◆ **What this task involves**: Locate each line in the records containing "response". Copy it.

#### Data supplied ####

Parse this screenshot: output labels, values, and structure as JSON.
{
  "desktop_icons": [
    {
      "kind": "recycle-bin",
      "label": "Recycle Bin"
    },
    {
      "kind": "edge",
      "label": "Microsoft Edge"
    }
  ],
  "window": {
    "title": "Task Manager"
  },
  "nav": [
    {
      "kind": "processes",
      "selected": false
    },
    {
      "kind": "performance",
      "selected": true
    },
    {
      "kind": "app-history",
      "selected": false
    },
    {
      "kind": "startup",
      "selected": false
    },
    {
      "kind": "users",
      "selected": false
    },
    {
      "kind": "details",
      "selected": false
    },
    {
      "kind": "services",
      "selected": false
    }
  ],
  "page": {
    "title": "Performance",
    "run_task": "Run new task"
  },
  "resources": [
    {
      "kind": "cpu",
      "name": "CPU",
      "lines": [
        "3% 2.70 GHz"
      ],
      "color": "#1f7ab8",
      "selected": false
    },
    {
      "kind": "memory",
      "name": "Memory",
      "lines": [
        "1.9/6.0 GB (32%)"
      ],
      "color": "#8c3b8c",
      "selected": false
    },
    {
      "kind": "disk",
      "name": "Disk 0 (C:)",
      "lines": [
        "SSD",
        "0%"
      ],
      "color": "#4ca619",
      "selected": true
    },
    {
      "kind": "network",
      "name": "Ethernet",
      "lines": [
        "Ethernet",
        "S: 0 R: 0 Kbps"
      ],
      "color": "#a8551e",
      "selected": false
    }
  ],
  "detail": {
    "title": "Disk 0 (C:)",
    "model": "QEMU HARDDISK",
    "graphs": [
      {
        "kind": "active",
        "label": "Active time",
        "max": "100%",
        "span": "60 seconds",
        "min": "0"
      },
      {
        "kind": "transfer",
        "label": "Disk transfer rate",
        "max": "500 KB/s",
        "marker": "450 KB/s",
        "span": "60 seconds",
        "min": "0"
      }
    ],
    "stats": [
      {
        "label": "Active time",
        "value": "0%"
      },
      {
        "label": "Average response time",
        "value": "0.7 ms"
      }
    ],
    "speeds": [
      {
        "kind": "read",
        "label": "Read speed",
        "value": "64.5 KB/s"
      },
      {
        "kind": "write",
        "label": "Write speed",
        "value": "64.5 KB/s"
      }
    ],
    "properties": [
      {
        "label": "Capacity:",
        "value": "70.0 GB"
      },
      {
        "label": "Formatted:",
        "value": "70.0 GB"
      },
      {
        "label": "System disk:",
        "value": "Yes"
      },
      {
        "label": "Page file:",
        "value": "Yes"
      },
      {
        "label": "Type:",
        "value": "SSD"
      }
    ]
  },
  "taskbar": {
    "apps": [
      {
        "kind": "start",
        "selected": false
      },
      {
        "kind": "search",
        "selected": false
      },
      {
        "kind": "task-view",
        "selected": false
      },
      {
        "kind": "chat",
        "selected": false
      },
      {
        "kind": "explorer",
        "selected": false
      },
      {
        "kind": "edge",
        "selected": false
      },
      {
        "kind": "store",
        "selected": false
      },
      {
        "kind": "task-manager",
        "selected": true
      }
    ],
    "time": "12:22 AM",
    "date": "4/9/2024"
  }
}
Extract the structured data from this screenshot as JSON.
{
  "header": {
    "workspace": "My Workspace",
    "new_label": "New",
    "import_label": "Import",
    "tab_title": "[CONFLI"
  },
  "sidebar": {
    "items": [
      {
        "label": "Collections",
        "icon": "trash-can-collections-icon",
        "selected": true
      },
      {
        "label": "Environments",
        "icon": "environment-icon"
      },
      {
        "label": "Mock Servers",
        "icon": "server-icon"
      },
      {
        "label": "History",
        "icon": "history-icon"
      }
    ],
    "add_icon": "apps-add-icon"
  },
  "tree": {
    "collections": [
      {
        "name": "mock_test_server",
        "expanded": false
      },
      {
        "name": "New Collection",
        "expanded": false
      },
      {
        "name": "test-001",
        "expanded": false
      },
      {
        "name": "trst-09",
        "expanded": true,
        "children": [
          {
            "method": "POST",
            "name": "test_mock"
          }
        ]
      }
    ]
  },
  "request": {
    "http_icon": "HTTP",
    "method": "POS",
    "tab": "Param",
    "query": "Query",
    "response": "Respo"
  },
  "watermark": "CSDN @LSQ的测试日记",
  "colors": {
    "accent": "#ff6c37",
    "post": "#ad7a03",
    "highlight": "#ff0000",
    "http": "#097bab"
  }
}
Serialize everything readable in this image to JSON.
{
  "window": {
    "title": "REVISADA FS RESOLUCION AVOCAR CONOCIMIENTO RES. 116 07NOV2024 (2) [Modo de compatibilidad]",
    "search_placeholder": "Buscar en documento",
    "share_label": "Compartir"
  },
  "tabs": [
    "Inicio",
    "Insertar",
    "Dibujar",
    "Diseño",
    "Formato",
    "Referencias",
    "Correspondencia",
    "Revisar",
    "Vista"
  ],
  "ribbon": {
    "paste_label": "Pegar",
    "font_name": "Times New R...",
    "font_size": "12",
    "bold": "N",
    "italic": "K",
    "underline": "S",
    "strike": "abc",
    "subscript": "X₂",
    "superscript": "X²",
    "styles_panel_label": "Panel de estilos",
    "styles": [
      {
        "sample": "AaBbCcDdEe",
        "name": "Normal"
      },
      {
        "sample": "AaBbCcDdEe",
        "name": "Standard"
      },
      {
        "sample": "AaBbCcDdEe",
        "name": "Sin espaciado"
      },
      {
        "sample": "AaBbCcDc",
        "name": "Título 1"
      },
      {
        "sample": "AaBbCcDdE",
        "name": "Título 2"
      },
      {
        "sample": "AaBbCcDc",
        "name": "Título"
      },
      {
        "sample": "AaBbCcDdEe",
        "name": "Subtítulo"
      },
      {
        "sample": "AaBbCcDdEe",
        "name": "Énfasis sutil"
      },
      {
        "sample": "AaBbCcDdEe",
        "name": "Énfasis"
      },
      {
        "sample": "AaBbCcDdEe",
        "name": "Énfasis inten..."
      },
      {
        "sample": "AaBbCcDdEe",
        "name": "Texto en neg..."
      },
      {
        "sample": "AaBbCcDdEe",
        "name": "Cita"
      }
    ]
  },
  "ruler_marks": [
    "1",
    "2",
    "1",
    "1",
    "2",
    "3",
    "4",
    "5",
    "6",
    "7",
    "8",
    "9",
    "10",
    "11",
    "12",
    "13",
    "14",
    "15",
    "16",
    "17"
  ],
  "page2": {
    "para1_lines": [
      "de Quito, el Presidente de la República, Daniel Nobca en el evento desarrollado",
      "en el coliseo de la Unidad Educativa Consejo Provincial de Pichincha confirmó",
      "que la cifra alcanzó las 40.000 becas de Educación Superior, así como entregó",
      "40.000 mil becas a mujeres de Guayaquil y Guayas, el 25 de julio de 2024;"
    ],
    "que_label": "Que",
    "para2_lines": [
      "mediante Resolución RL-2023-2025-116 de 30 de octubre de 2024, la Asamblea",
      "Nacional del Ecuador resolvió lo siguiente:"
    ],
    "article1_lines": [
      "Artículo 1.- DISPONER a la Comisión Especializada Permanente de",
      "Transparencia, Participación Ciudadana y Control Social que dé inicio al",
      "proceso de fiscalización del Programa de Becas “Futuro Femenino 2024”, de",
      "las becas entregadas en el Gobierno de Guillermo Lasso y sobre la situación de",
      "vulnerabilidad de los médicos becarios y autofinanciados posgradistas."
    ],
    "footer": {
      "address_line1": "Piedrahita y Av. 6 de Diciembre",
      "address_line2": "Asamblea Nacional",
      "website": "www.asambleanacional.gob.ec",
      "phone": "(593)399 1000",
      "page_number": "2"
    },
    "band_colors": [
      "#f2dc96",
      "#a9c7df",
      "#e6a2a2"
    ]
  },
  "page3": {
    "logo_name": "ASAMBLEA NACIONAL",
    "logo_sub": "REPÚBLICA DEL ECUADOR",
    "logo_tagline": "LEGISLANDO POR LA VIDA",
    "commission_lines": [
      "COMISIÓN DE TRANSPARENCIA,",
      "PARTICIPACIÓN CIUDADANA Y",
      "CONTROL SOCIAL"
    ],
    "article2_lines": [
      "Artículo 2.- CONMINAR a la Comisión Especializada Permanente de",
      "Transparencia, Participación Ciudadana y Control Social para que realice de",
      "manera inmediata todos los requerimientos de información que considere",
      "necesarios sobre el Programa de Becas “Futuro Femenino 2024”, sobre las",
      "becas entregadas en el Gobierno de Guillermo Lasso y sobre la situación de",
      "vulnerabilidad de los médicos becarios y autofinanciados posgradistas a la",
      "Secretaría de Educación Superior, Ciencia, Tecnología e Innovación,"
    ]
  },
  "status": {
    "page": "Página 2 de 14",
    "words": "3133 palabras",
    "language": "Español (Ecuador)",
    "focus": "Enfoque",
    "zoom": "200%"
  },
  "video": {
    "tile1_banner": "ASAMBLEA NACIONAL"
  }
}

####

◆ **Result below**:
        "label": "Average response time",
    "response": "Respo"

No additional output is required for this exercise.